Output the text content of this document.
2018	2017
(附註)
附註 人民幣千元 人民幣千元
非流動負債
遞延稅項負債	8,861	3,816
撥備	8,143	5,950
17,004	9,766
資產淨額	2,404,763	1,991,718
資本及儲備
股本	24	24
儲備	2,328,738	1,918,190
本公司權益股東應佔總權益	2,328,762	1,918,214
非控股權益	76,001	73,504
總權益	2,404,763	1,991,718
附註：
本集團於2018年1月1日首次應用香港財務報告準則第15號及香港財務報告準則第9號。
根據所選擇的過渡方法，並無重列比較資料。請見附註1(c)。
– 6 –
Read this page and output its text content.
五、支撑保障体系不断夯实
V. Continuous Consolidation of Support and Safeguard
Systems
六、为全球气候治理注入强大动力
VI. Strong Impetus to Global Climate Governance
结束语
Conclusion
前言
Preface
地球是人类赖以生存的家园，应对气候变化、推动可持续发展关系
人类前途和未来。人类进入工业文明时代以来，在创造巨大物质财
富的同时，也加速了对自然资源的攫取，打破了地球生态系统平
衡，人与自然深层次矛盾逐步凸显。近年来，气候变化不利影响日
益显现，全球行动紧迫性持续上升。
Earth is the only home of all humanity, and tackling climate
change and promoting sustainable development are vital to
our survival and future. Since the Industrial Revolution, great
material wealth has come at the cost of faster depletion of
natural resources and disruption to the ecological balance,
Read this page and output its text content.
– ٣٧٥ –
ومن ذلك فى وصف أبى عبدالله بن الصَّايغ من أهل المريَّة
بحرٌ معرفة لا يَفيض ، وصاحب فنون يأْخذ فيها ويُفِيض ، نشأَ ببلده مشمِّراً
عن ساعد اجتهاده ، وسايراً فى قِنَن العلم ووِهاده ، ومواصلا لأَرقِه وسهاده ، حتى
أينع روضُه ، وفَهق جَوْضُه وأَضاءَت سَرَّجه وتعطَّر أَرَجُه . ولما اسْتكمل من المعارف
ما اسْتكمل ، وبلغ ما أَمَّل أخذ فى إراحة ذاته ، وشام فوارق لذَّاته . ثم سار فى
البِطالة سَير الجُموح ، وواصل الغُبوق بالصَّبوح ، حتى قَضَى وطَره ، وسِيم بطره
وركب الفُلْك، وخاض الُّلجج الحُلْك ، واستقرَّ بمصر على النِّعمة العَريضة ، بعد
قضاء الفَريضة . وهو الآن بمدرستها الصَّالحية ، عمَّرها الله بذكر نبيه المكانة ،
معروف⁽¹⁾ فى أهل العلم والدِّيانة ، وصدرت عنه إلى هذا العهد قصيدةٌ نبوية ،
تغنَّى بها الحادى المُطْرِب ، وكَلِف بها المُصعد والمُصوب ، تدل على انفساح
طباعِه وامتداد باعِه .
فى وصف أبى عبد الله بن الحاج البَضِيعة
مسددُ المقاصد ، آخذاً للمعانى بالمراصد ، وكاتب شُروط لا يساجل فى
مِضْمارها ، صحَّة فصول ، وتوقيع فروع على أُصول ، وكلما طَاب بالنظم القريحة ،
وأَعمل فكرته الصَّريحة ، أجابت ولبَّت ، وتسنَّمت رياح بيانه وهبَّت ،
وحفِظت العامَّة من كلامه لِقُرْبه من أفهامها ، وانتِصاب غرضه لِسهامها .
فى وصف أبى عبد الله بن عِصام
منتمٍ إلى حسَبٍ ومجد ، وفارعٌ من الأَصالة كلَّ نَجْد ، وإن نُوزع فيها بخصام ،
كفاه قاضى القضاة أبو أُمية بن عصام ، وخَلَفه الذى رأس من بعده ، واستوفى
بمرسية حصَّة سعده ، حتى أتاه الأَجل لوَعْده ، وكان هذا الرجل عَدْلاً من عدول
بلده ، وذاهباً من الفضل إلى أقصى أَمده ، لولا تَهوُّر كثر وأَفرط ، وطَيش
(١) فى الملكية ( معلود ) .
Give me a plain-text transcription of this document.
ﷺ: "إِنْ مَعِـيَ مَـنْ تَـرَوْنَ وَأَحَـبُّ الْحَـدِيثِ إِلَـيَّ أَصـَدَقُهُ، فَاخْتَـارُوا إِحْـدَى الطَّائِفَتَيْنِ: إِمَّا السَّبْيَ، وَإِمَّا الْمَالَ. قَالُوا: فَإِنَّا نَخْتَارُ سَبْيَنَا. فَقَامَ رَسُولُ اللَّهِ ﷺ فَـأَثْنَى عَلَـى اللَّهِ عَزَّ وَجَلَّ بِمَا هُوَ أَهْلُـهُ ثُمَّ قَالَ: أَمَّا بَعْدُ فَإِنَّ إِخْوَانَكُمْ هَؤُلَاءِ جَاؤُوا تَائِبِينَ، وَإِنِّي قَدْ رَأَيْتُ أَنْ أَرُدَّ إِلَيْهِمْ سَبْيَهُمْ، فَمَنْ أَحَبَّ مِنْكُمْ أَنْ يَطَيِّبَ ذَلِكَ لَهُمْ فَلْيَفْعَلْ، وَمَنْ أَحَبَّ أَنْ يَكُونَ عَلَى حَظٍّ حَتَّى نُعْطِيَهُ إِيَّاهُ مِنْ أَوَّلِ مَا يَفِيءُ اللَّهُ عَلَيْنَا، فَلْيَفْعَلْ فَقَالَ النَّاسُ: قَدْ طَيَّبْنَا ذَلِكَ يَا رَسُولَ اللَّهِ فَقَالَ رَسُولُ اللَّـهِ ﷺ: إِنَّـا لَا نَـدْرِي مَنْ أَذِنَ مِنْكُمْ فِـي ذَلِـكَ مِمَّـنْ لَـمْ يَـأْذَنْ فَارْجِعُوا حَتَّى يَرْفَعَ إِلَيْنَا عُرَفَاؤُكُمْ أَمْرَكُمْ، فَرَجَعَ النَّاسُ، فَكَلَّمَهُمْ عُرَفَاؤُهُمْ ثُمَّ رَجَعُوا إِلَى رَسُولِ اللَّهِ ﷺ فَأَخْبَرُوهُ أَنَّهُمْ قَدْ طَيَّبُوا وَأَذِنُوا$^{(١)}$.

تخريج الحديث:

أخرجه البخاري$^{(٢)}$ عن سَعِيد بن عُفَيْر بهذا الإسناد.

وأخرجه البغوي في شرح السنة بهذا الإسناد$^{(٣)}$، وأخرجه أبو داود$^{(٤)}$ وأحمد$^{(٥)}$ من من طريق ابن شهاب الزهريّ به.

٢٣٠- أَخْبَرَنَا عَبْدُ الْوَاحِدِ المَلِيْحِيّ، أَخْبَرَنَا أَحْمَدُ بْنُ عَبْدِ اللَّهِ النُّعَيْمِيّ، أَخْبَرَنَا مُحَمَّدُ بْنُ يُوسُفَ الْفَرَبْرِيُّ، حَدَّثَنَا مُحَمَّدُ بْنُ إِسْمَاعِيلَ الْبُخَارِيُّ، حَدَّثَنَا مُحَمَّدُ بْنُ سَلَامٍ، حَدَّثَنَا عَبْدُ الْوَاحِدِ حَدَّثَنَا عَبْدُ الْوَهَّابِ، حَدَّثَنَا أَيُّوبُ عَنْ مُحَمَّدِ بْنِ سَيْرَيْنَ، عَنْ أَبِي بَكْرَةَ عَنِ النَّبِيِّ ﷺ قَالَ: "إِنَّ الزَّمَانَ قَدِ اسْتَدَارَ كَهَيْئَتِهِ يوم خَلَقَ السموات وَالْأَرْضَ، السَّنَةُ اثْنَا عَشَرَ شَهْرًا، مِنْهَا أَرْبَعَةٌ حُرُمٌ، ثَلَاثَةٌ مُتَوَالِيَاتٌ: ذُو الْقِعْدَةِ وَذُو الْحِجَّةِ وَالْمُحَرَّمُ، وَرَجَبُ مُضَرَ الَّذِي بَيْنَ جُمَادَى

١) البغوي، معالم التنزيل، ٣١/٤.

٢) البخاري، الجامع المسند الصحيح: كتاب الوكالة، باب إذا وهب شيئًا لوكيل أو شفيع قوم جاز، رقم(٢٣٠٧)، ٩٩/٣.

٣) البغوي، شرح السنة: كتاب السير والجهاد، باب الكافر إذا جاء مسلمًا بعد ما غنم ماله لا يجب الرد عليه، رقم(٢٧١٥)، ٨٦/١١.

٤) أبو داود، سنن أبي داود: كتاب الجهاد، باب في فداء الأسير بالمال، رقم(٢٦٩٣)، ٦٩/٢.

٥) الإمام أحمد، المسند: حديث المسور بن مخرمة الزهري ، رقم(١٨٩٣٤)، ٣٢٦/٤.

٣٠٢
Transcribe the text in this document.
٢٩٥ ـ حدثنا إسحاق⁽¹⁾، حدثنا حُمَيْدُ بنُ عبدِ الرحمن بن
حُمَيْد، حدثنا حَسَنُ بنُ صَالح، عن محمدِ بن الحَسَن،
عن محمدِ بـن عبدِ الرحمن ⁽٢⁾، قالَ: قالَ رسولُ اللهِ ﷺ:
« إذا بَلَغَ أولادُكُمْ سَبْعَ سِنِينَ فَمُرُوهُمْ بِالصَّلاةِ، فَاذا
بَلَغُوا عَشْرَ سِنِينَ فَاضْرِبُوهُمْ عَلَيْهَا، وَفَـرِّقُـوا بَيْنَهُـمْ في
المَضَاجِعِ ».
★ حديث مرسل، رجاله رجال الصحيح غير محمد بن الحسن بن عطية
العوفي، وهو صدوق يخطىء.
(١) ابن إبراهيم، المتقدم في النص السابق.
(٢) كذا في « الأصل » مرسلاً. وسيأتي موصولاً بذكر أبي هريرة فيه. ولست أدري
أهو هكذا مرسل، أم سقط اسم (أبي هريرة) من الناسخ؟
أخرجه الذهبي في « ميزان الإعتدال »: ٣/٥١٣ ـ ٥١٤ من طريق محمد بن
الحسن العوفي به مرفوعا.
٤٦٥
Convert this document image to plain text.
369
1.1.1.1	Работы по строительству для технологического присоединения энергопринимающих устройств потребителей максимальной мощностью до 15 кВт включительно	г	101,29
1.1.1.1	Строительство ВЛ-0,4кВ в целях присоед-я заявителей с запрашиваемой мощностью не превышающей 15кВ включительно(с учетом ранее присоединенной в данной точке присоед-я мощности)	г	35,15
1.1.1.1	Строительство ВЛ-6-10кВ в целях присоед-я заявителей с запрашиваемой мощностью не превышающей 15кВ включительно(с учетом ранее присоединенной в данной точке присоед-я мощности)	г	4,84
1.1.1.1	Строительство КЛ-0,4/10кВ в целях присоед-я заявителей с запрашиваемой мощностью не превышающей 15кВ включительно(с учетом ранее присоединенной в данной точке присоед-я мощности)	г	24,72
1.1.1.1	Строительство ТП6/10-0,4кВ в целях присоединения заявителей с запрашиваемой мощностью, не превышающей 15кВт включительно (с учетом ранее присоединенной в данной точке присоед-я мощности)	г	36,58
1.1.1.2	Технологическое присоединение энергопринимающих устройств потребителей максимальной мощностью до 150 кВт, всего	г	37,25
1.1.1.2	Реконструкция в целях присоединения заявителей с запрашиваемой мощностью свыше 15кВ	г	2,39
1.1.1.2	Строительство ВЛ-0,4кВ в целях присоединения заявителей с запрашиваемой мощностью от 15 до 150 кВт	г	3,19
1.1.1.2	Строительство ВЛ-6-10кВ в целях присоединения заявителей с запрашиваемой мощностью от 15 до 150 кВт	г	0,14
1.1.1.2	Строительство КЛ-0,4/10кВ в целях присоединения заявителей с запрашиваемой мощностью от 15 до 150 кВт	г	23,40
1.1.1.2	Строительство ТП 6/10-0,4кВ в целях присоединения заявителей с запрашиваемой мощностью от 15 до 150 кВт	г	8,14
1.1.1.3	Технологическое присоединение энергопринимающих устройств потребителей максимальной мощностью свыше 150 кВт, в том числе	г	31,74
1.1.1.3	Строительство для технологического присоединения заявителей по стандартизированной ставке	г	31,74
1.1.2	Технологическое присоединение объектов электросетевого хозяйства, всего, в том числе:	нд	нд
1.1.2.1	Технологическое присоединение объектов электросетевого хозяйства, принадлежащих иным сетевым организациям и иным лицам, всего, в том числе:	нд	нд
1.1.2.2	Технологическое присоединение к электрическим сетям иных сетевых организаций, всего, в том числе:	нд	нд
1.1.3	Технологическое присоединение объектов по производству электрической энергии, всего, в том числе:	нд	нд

CHALLENGE:
Out of the material above, gather each line where "تكمل" appears.

FINISHED EXERCISE:
أينع روضُه ، وفَهق جَوْضُه وأَضاءَت سَرَّجه وتعطَّر أَرَجُه . ولما اسْتكمل من المعارف
ما اسْتكمل ، وبلغ ما أَمَّل أخذ فى إراحة ذاته ، وشام فوارق لذَّاته . ثم سار فى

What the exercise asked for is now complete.